SET EXERCISE - Provide only the number of lines in the data below that contain the word "Брянской".

(Recorded data)
>>>

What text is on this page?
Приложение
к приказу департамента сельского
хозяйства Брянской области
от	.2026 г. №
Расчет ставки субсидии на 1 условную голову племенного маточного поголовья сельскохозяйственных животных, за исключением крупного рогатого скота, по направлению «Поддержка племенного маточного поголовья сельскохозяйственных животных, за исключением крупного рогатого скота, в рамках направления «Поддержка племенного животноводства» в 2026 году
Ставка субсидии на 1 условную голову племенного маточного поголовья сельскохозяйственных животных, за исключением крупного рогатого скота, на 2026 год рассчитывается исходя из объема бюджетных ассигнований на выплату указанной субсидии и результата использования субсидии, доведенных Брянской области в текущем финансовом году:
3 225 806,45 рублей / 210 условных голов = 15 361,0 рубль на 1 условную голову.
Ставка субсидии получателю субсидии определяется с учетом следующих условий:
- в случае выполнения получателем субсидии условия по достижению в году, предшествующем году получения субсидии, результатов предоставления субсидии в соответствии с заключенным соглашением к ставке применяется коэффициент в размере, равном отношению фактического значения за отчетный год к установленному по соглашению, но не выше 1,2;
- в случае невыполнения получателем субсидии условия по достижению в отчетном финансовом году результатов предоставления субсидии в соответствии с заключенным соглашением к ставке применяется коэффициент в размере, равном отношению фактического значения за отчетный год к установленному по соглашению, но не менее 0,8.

<<<

RESPONSE BELOW - 2